Task >> Return the data exactly, with all pictures removed.

— START OF Provided data —

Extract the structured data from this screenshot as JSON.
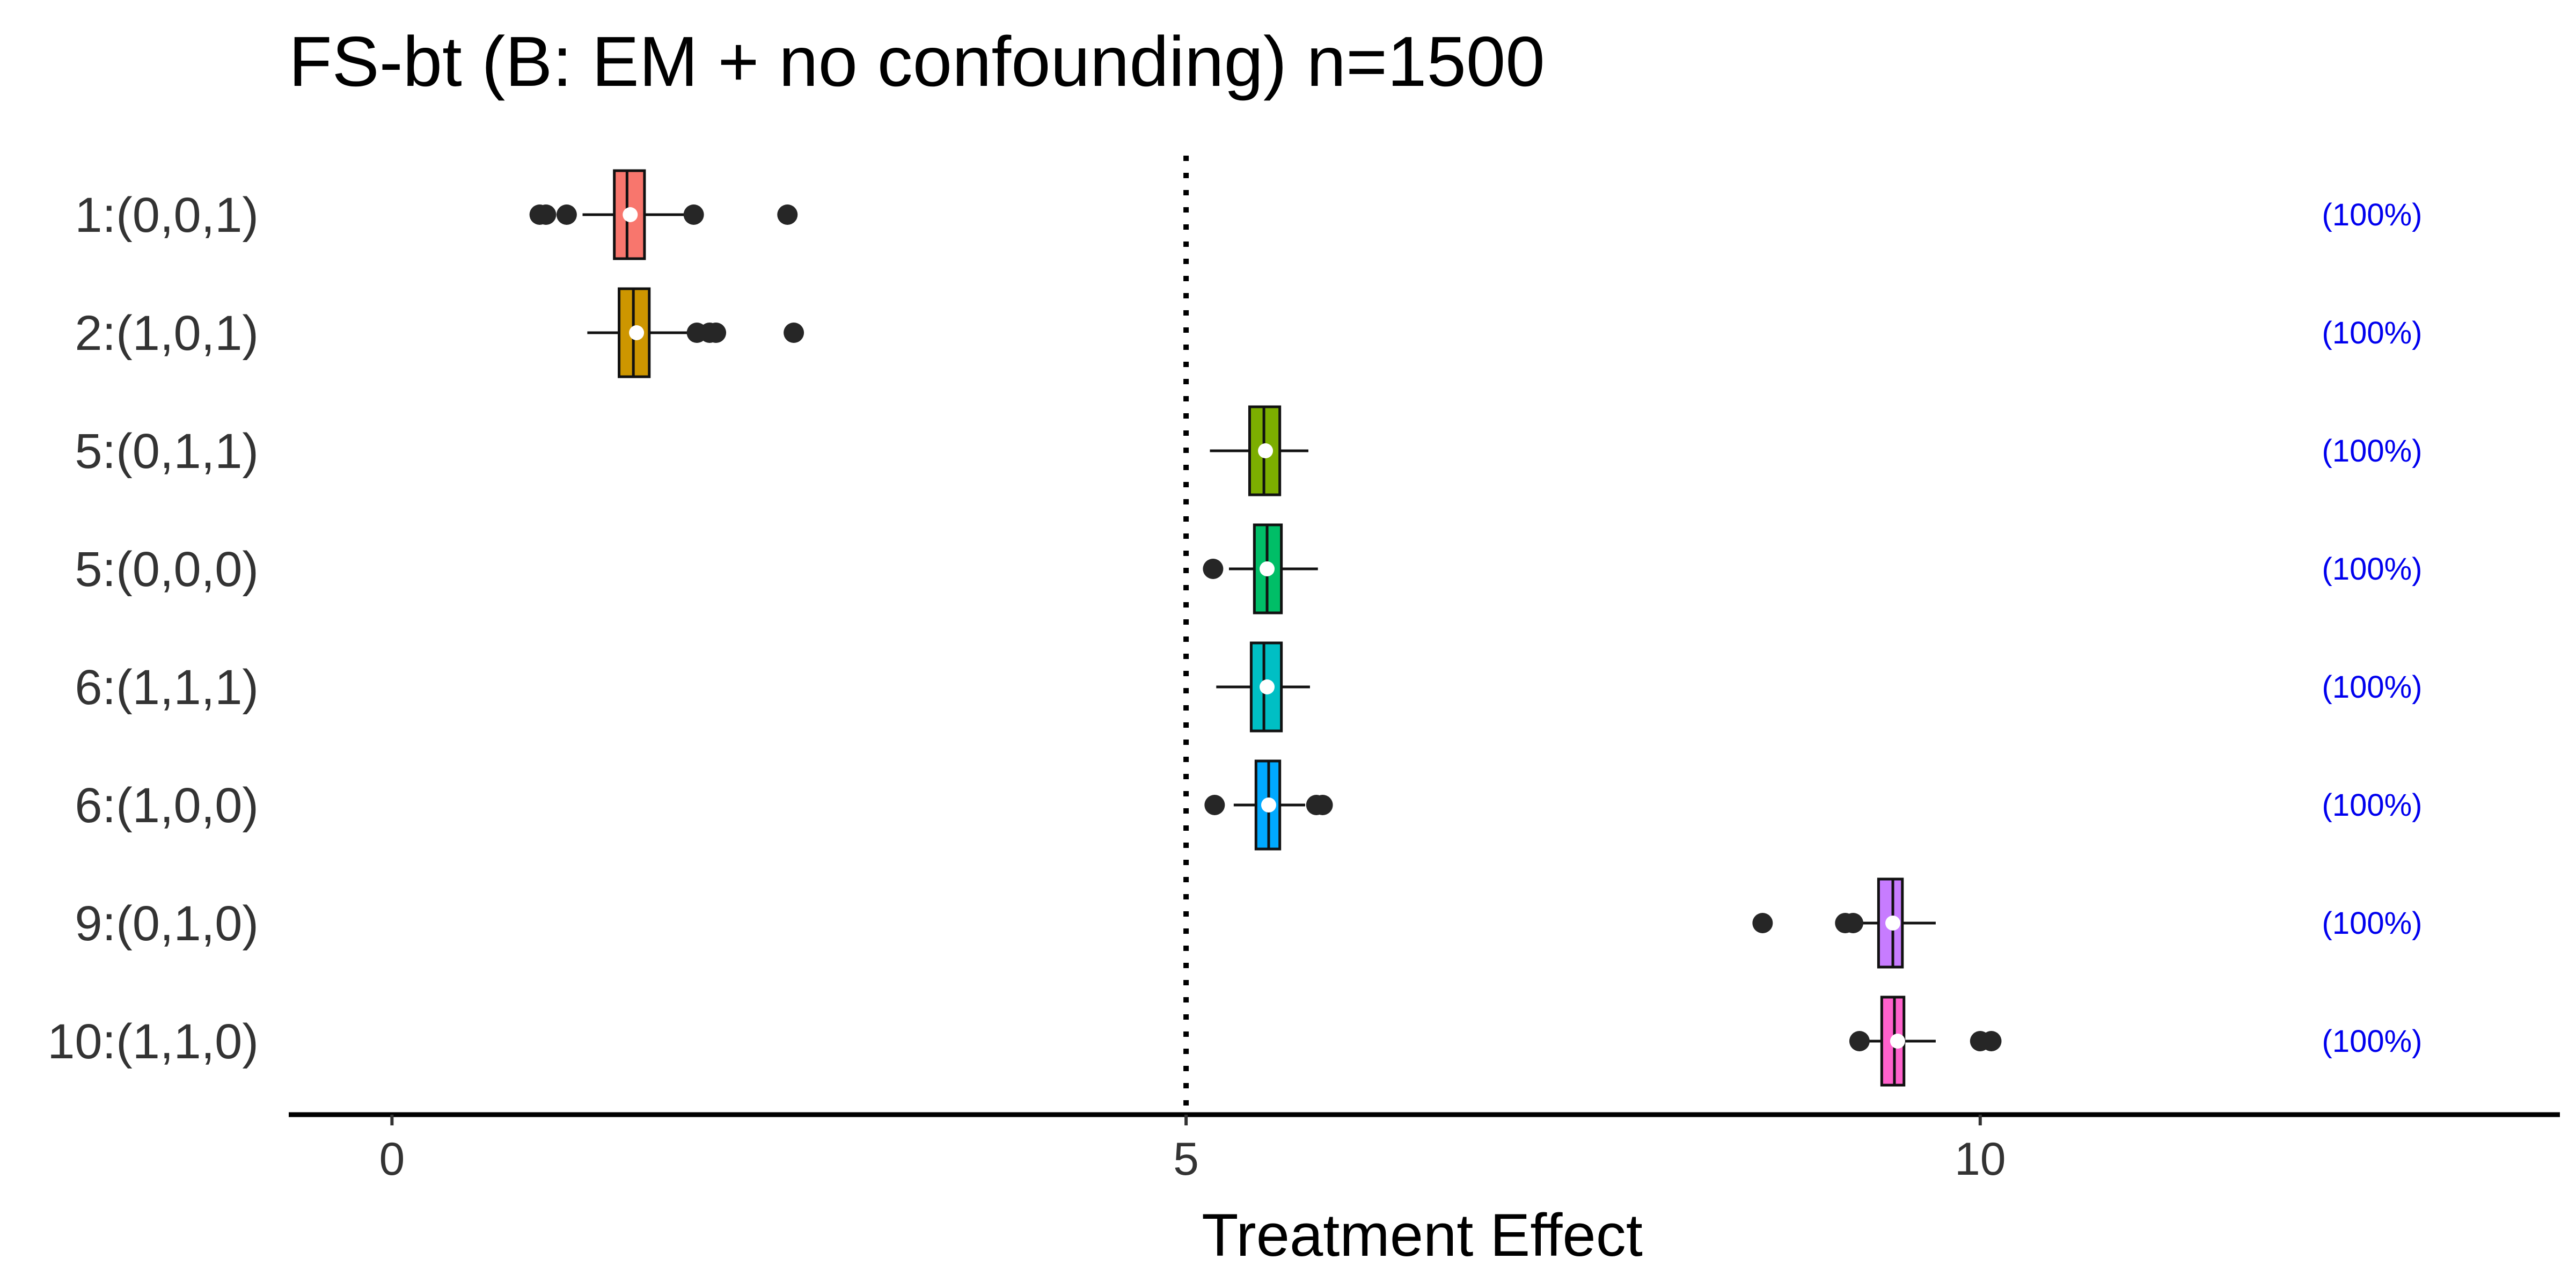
{
  "chart_data": {
    "type": "boxplot",
    "title": "FS-bt (B: EM + no confounding) n=1500",
    "xlabel": "Treatment Effect",
    "ylabel": "",
    "xlim": [
      -0.65,
      13.65
    ],
    "xticks": [
      0,
      5,
      10
    ],
    "reference_line": 5,
    "annotation_color": "#0000ee",
    "groups": [
      {
        "label": "1:(0,0,1)",
        "color": "#f8766d",
        "q1": 1.4,
        "median": 1.48,
        "q3": 1.59,
        "mean": 1.5,
        "whisker_low": 1.2,
        "whisker_high": 1.9,
        "outliers": [
          0.93,
          0.97,
          1.1,
          1.9,
          2.49
        ],
        "annotation": "(100%)"
      },
      {
        "label": "2:(1,0,1)",
        "color": "#cd9600",
        "q1": 1.43,
        "median": 1.52,
        "q3": 1.62,
        "mean": 1.54,
        "whisker_low": 1.23,
        "whisker_high": 1.88,
        "outliers": [
          1.92,
          2.0,
          2.04,
          2.53
        ],
        "annotation": "(100%)"
      },
      {
        "label": "5:(0,1,1)",
        "color": "#7cae00",
        "q1": 5.4,
        "median": 5.49,
        "q3": 5.59,
        "mean": 5.5,
        "whisker_low": 5.15,
        "whisker_high": 5.77,
        "outliers": [],
        "annotation": "(100%)"
      },
      {
        "label": "5:(0,0,0)",
        "color": "#00be67",
        "q1": 5.43,
        "median": 5.51,
        "q3": 5.6,
        "mean": 5.51,
        "whisker_low": 5.27,
        "whisker_high": 5.83,
        "outliers": [
          5.17
        ],
        "annotation": "(100%)"
      },
      {
        "label": "6:(1,1,1)",
        "color": "#00bfc4",
        "q1": 5.41,
        "median": 5.49,
        "q3": 5.6,
        "mean": 5.51,
        "whisker_low": 5.19,
        "whisker_high": 5.78,
        "outliers": [],
        "annotation": "(100%)"
      },
      {
        "label": "6:(1,0,0)",
        "color": "#00a9ff",
        "q1": 5.44,
        "median": 5.52,
        "q3": 5.59,
        "mean": 5.52,
        "whisker_low": 5.3,
        "whisker_high": 5.75,
        "outliers": [
          5.18,
          5.82,
          5.86
        ],
        "annotation": "(100%)"
      },
      {
        "label": "9:(0,1,0)",
        "color": "#c77cff",
        "q1": 9.36,
        "median": 9.45,
        "q3": 9.51,
        "mean": 9.45,
        "whisker_low": 9.21,
        "whisker_high": 9.72,
        "outliers": [
          8.63,
          9.15,
          9.2
        ],
        "annotation": "(100%)"
      },
      {
        "label": "10:(1,1,0)",
        "color": "#ff61cc",
        "q1": 9.38,
        "median": 9.46,
        "q3": 9.52,
        "mean": 9.48,
        "whisker_low": 9.25,
        "whisker_high": 9.72,
        "outliers": [
          9.24,
          10.0,
          10.07
        ],
        "annotation": "(100%)"
      }
    ]
  }
}
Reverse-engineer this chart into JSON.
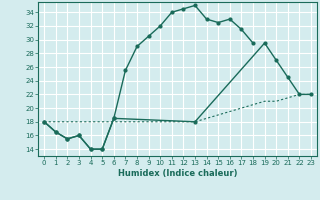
{
  "xlabel": "Humidex (Indice chaleur)",
  "bg_color": "#d4ecee",
  "grid_color": "#ffffff",
  "line_color": "#1a6b5a",
  "xlim": [
    -0.5,
    23.5
  ],
  "ylim": [
    13.0,
    35.5
  ],
  "xticks": [
    0,
    1,
    2,
    3,
    4,
    5,
    6,
    7,
    8,
    9,
    10,
    11,
    12,
    13,
    14,
    15,
    16,
    17,
    18,
    19,
    20,
    21,
    22,
    23
  ],
  "yticks": [
    14,
    16,
    18,
    20,
    22,
    24,
    26,
    28,
    30,
    32,
    34
  ],
  "line1_x": [
    0,
    1,
    2,
    3,
    4,
    5,
    6,
    7,
    8,
    9,
    10,
    11,
    12,
    13,
    14,
    15,
    16,
    17,
    18
  ],
  "line1_y": [
    18,
    16.5,
    15.5,
    16,
    14,
    14,
    18.5,
    25.5,
    29,
    30.5,
    32,
    34,
    34.5,
    35,
    33,
    32.5,
    33,
    31.5,
    29.5
  ],
  "line2_x": [
    0,
    1,
    2,
    3,
    4,
    5,
    6,
    13,
    19,
    20,
    21,
    22,
    23
  ],
  "line2_y": [
    18,
    16.5,
    15.5,
    16,
    14,
    14,
    18.5,
    18,
    29.5,
    27,
    24.5,
    22,
    22
  ],
  "line3_x": [
    0,
    13,
    19,
    20,
    21,
    22,
    23
  ],
  "line3_y": [
    18,
    18,
    21,
    21,
    21.5,
    22,
    22
  ]
}
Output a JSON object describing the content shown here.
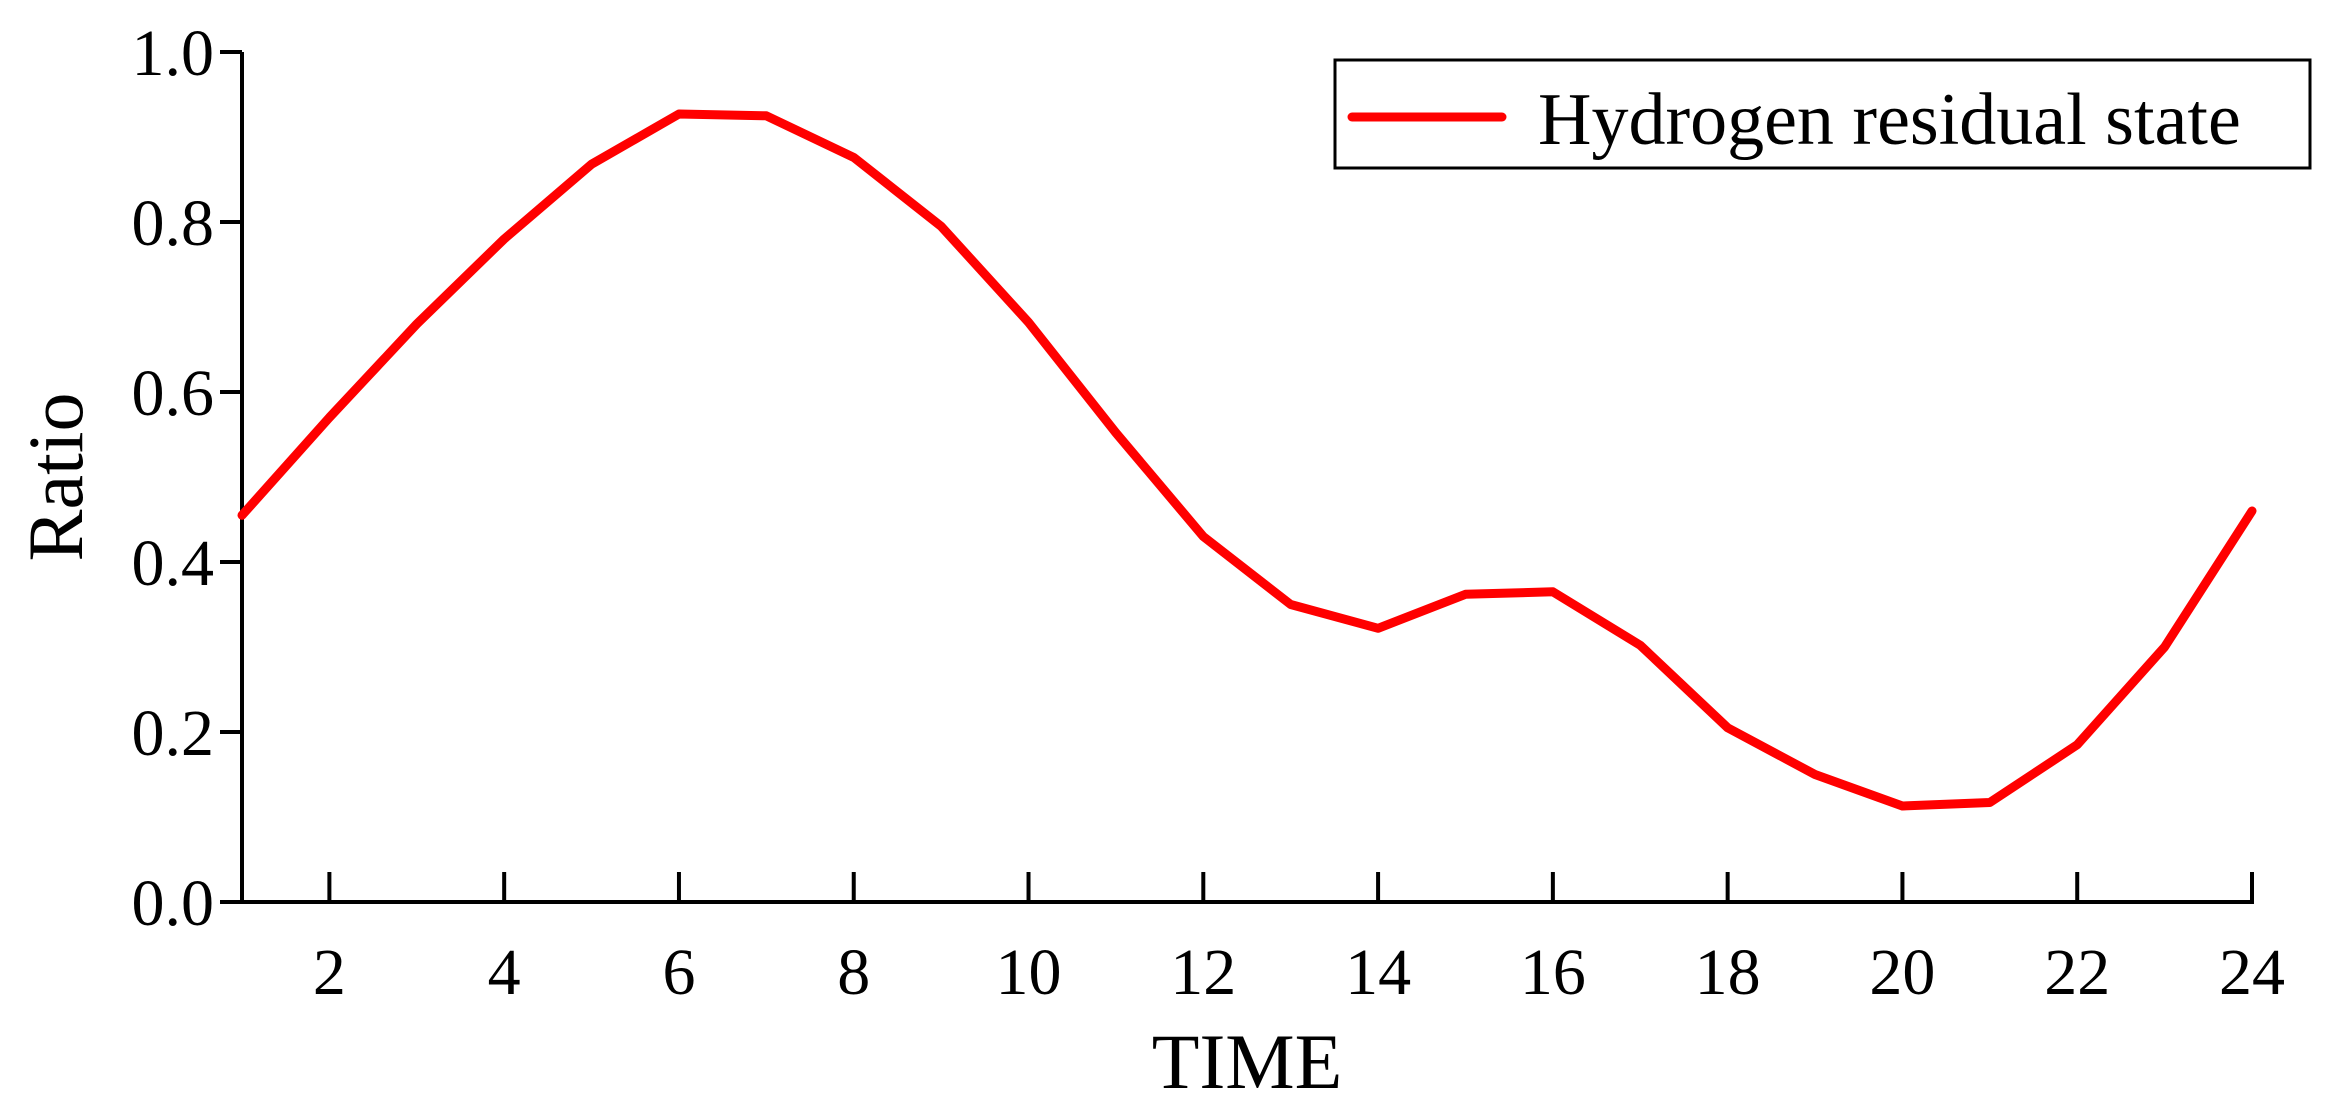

— END OF Provided data —

Response below >>
Extract the structured data from this screenshot as JSON.
{
  "chart_data": {
    "type": "boxplot",
    "title": "FS-bt (B: EM + no confounding) n=1500",
    "xlabel": "Treatment Effect",
    "ylabel": "",
    "xlim": [
      -0.65,
      13.65
    ],
    "xticks": [
      0,
      5,
      10
    ],
    "reference_line": 5,
    "annotation_color": "#0000ee",
    "groups": [
      {
        "label": "1:(0,0,1)",
        "color": "#f8766d",
        "q1": 1.4,
        "median": 1.48,
        "q3": 1.59,
        "mean": 1.5,
        "whisker_low": 1.2,
        "whisker_high": 1.9,
        "outliers": [
          0.93,
          0.97,
          1.1,
          1.9,
          2.49
        ],
        "annotation": "(100%)"
      },
      {
        "label": "2:(1,0,1)",
        "color": "#cd9600",
        "q1": 1.43,
        "median": 1.52,
        "q3": 1.62,
        "mean": 1.54,
        "whisker_low": 1.23,
        "whisker_high": 1.88,
        "outliers": [
          1.92,
          2.0,
          2.04,
          2.53
        ],
        "annotation": "(100%)"
      },
      {
        "label": "5:(0,1,1)",
        "color": "#7cae00",
        "q1": 5.4,
        "median": 5.49,
        "q3": 5.59,
        "mean": 5.5,
        "whisker_low": 5.15,
        "whisker_high": 5.77,
        "outliers": [],
        "annotation": "(100%)"
      },
      {
        "label": "5:(0,0,0)",
        "color": "#00be67",
        "q1": 5.43,
        "median": 5.51,
        "q3": 5.6,
        "mean": 5.51,
        "whisker_low": 5.27,
        "whisker_high": 5.83,
        "outliers": [
          5.17
        ],
        "annotation": "(100%)"
      },
      {
        "label": "6:(1,1,1)",
        "color": "#00bfc4",
        "q1": 5.41,
        "median": 5.49,
        "q3": 5.6,
        "mean": 5.51,
        "whisker_low": 5.19,
        "whisker_high": 5.78,
        "outliers": [],
        "annotation": "(100%)"
      },
      {
        "label": "6:(1,0,0)",
        "color": "#00a9ff",
        "q1": 5.44,
        "median": 5.52,
        "q3": 5.59,
        "mean": 5.52,
        "whisker_low": 5.3,
        "whisker_high": 5.75,
        "outliers": [
          5.18,
          5.82,
          5.86
        ],
        "annotation": "(100%)"
      },
      {
        "label": "9:(0,1,0)",
        "color": "#c77cff",
        "q1": 9.36,
        "median": 9.45,
        "q3": 9.51,
        "mean": 9.45,
        "whisker_low": 9.21,
        "whisker_high": 9.72,
        "outliers": [
          8.63,
          9.15,
          9.2
        ],
        "annotation": "(100%)"
      },
      {
        "label": "10:(1,1,0)",
        "color": "#ff61cc",
        "q1": 9.38,
        "median": 9.46,
        "q3": 9.52,
        "mean": 9.48,
        "whisker_low": 9.25,
        "whisker_high": 9.72,
        "outliers": [
          9.24,
          10.0,
          10.07
        ],
        "annotation": "(100%)"
      }
    ]
  }
}
Reverse-engineer this chart into JSON.
{
  "xlabel": "Humidex (Indice chaleur)",
  "bg_color": "#d4ecee",
  "grid_color": "#ffffff",
  "line_color": "#1a6b5a",
  "xlim": [
    -0.5,
    23.5
  ],
  "ylim": [
    13.0,
    35.5
  ],
  "xticks": [
    0,
    1,
    2,
    3,
    4,
    5,
    6,
    7,
    8,
    9,
    10,
    11,
    12,
    13,
    14,
    15,
    16,
    17,
    18,
    19,
    20,
    21,
    22,
    23
  ],
  "yticks": [
    14,
    16,
    18,
    20,
    22,
    24,
    26,
    28,
    30,
    32,
    34
  ],
  "line1_x": [
    0,
    1,
    2,
    3,
    4,
    5,
    6,
    7,
    8,
    9,
    10,
    11,
    12,
    13,
    14,
    15,
    16,
    17,
    18
  ],
  "line1_y": [
    18,
    16.5,
    15.5,
    16,
    14,
    14,
    18.5,
    25.5,
    29,
    30.5,
    32,
    34,
    34.5,
    35,
    33,
    32.5,
    33,
    31.5,
    29.5
  ],
  "line2_x": [
    0,
    1,
    2,
    3,
    4,
    5,
    6,
    13,
    19,
    20,
    21,
    22,
    23
  ],
  "line2_y": [
    18,
    16.5,
    15.5,
    16,
    14,
    14,
    18.5,
    18,
    29.5,
    27,
    24.5,
    22,
    22
  ],
  "line3_x": [
    0,
    13,
    19,
    20,
    21,
    22,
    23
  ],
  "line3_y": [
    18,
    18,
    21,
    21,
    21.5,
    22,
    22
  ]
}
Output a JSON object describing the content shown here.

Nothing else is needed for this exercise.